Data items
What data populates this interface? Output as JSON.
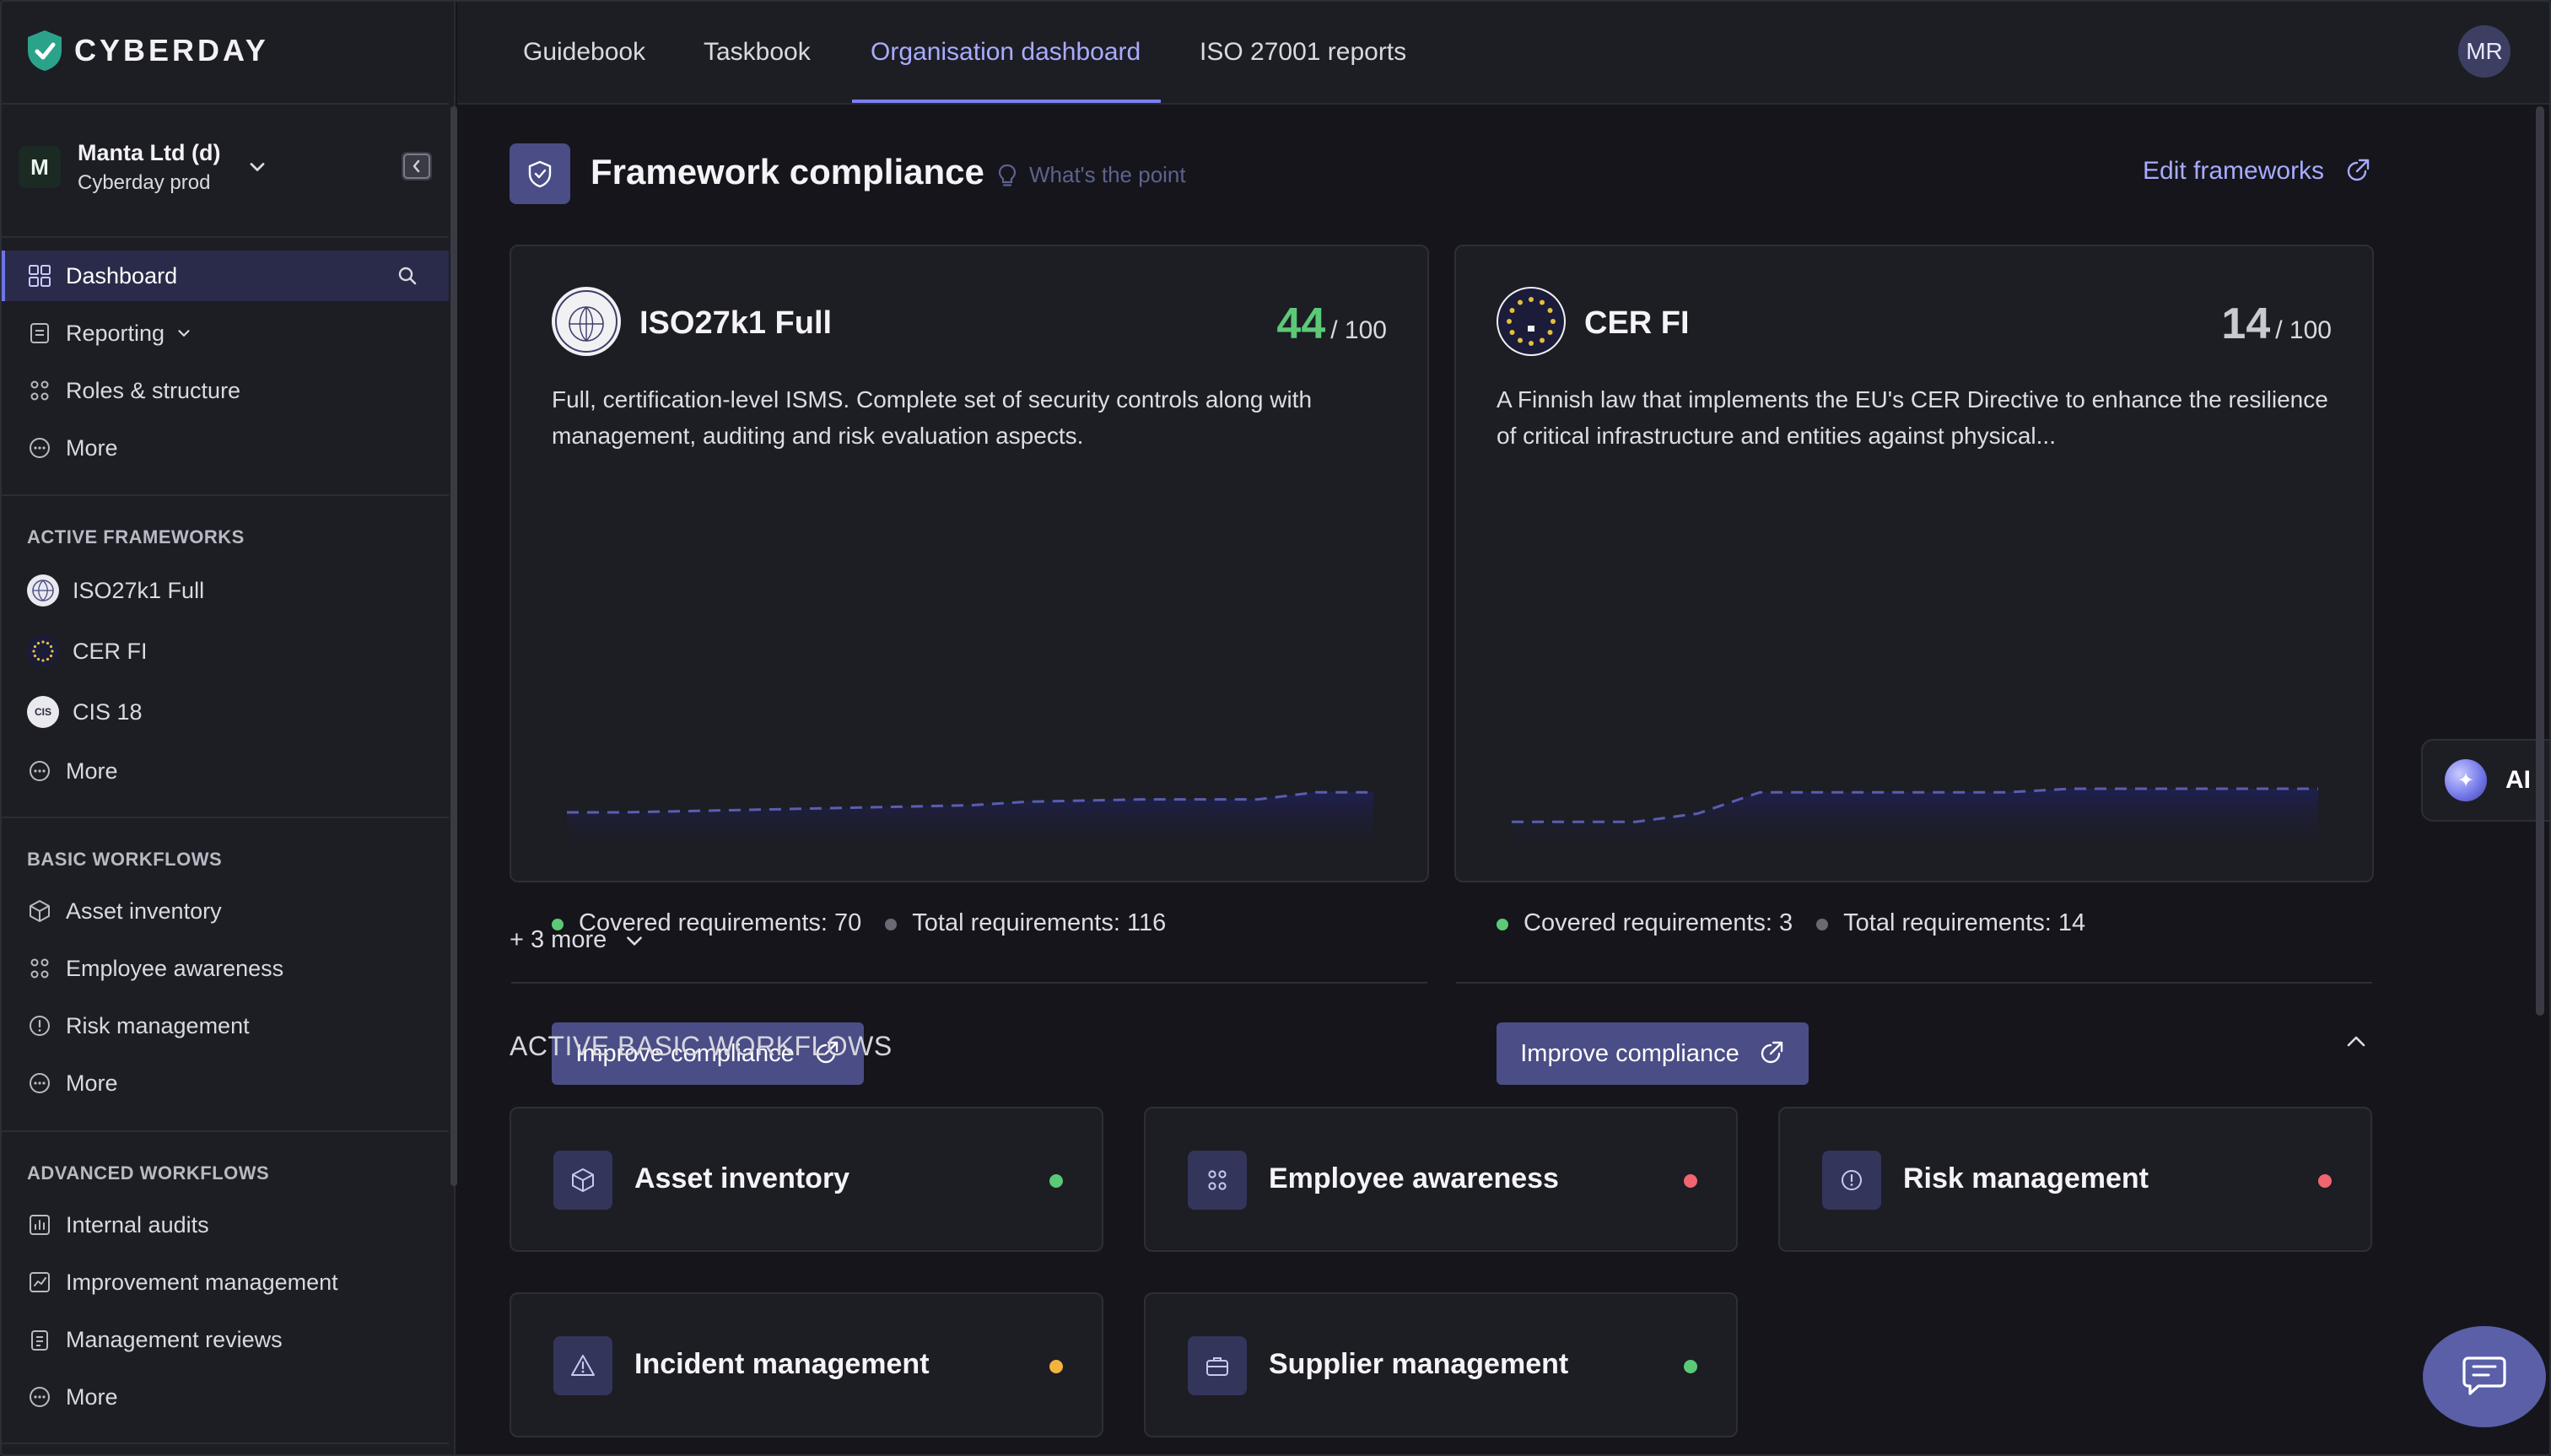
{
  "app": {
    "brand": "CYBERDAY",
    "user_initials": "MR"
  },
  "org": {
    "avatar_letter": "M",
    "name": "Manta Ltd (d)",
    "environment": "Cyberday prod"
  },
  "sidebar": {
    "nav": [
      {
        "label": "Dashboard",
        "icon": "grid-icon",
        "active": true
      },
      {
        "label": "Reporting",
        "icon": "report-icon"
      },
      {
        "label": "Roles & structure",
        "icon": "people-icon"
      },
      {
        "label": "More",
        "icon": "more-icon"
      }
    ],
    "active_frameworks_title": "ACTIVE FRAMEWORKS",
    "frameworks": [
      {
        "label": "ISO27k1 Full"
      },
      {
        "label": "CER FI"
      },
      {
        "label": "CIS 18",
        "badge": "CIS"
      },
      {
        "label": "More"
      }
    ],
    "basic_workflows_title": "BASIC WORKFLOWS",
    "basic_workflows": [
      {
        "label": "Asset inventory"
      },
      {
        "label": "Employee awareness"
      },
      {
        "label": "Risk management"
      },
      {
        "label": "More"
      }
    ],
    "advanced_workflows_title": "ADVANCED WORKFLOWS",
    "advanced_workflows": [
      {
        "label": "Internal audits"
      },
      {
        "label": "Improvement management"
      },
      {
        "label": "Management reviews"
      },
      {
        "label": "More"
      }
    ]
  },
  "tabs": [
    {
      "label": "Guidebook"
    },
    {
      "label": "Taskbook"
    },
    {
      "label": "Organisation dashboard",
      "active": true
    },
    {
      "label": "ISO 27001 reports"
    }
  ],
  "framework_compliance": {
    "title": "Framework compliance",
    "hint": "What's the point",
    "edit_label": "Edit frameworks",
    "cards": [
      {
        "name": "ISO27k1 Full",
        "score": "44",
        "score_max": "/ 100",
        "score_color": "#5cc977",
        "description": "Full, certification-level ISMS. Complete set of security controls along with management, auditing and risk evaluation aspects.",
        "covered": "Covered requirements: 70",
        "total": "Total requirements: 116",
        "trend": [
          0.35,
          0.35,
          0.36,
          0.37,
          0.38,
          0.39,
          0.4,
          0.41,
          0.44,
          0.45,
          0.46,
          0.46,
          0.46,
          0.52,
          0.52
        ],
        "button": "Improve compliance"
      },
      {
        "name": "CER FI",
        "score": "14",
        "score_max": "/ 100",
        "score_color": "#c9c9d2",
        "description": "A Finnish law that implements the EU's CER Directive to enhance the resilience of critical infrastructure and entities against physical...",
        "covered": "Covered requirements: 3",
        "total": "Total requirements: 14",
        "trend": [
          0.27,
          0.27,
          0.27,
          0.34,
          0.52,
          0.52,
          0.52,
          0.52,
          0.52,
          0.55,
          0.55,
          0.55,
          0.55,
          0.55
        ],
        "button": "Improve compliance"
      }
    ],
    "more_label": "+ 3 more"
  },
  "basic_workflows": {
    "title": "ACTIVE BASIC WORKFLOWS",
    "cards": [
      {
        "label": "Asset inventory",
        "status": "#5cc977"
      },
      {
        "label": "Employee awareness",
        "status": "#f0656f"
      },
      {
        "label": "Risk management",
        "status": "#f0656f"
      },
      {
        "label": "Incident management",
        "status": "#f4b33d"
      },
      {
        "label": "Supplier management",
        "status": "#5cc977"
      }
    ]
  },
  "assistant": {
    "label": "AI"
  },
  "colors": {
    "accent": "#6f74e8",
    "background": "#15151b",
    "panel": "#1d1d24",
    "ok": "#5cc977",
    "warning": "#f4b33d",
    "bad": "#f0656f"
  }
}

- **TASK TO CARRY OUT**
Copy every record character for character. Skip the pictures.

- **FINAL ANSWER**
What data populates this interface? Output as JSON.
{
  "app": {
    "brand": "CYBERDAY",
    "user_initials": "MR"
  },
  "org": {
    "avatar_letter": "M",
    "name": "Manta Ltd (d)",
    "environment": "Cyberday prod"
  },
  "sidebar": {
    "nav": [
      {
        "label": "Dashboard",
        "icon": "grid-icon",
        "active": true
      },
      {
        "label": "Reporting",
        "icon": "report-icon"
      },
      {
        "label": "Roles & structure",
        "icon": "people-icon"
      },
      {
        "label": "More",
        "icon": "more-icon"
      }
    ],
    "active_frameworks_title": "ACTIVE FRAMEWORKS",
    "frameworks": [
      {
        "label": "ISO27k1 Full"
      },
      {
        "label": "CER FI"
      },
      {
        "label": "CIS 18",
        "badge": "CIS"
      },
      {
        "label": "More"
      }
    ],
    "basic_workflows_title": "BASIC WORKFLOWS",
    "basic_workflows": [
      {
        "label": "Asset inventory"
      },
      {
        "label": "Employee awareness"
      },
      {
        "label": "Risk management"
      },
      {
        "label": "More"
      }
    ],
    "advanced_workflows_title": "ADVANCED WORKFLOWS",
    "advanced_workflows": [
      {
        "label": "Internal audits"
      },
      {
        "label": "Improvement management"
      },
      {
        "label": "Management reviews"
      },
      {
        "label": "More"
      }
    ]
  },
  "tabs": [
    {
      "label": "Guidebook"
    },
    {
      "label": "Taskbook"
    },
    {
      "label": "Organisation dashboard",
      "active": true
    },
    {
      "label": "ISO 27001 reports"
    }
  ],
  "framework_compliance": {
    "title": "Framework compliance",
    "hint": "What's the point",
    "edit_label": "Edit frameworks",
    "cards": [
      {
        "name": "ISO27k1 Full",
        "score": "44",
        "score_max": "/ 100",
        "score_color": "#5cc977",
        "description": "Full, certification-level ISMS. Complete set of security controls along with management, auditing and risk evaluation aspects.",
        "covered": "Covered requirements: 70",
        "total": "Total requirements: 116",
        "trend": [
          0.35,
          0.35,
          0.36,
          0.37,
          0.38,
          0.39,
          0.4,
          0.41,
          0.44,
          0.45,
          0.46,
          0.46,
          0.46,
          0.52,
          0.52
        ],
        "button": "Improve compliance"
      },
      {
        "name": "CER FI",
        "score": "14",
        "score_max": "/ 100",
        "score_color": "#c9c9d2",
        "description": "A Finnish law that implements the EU's CER Directive to enhance the resilience of critical infrastructure and entities against physical...",
        "covered": "Covered requirements: 3",
        "total": "Total requirements: 14",
        "trend": [
          0.27,
          0.27,
          0.27,
          0.34,
          0.52,
          0.52,
          0.52,
          0.52,
          0.52,
          0.55,
          0.55,
          0.55,
          0.55,
          0.55
        ],
        "button": "Improve compliance"
      }
    ],
    "more_label": "+ 3 more"
  },
  "basic_workflows": {
    "title": "ACTIVE BASIC WORKFLOWS",
    "cards": [
      {
        "label": "Asset inventory",
        "status": "#5cc977"
      },
      {
        "label": "Employee awareness",
        "status": "#f0656f"
      },
      {
        "label": "Risk management",
        "status": "#f0656f"
      },
      {
        "label": "Incident management",
        "status": "#f4b33d"
      },
      {
        "label": "Supplier management",
        "status": "#5cc977"
      }
    ]
  },
  "assistant": {
    "label": "AI"
  },
  "colors": {
    "accent": "#6f74e8",
    "background": "#15151b",
    "panel": "#1d1d24",
    "ok": "#5cc977",
    "warning": "#f4b33d",
    "bad": "#f0656f"
  }
}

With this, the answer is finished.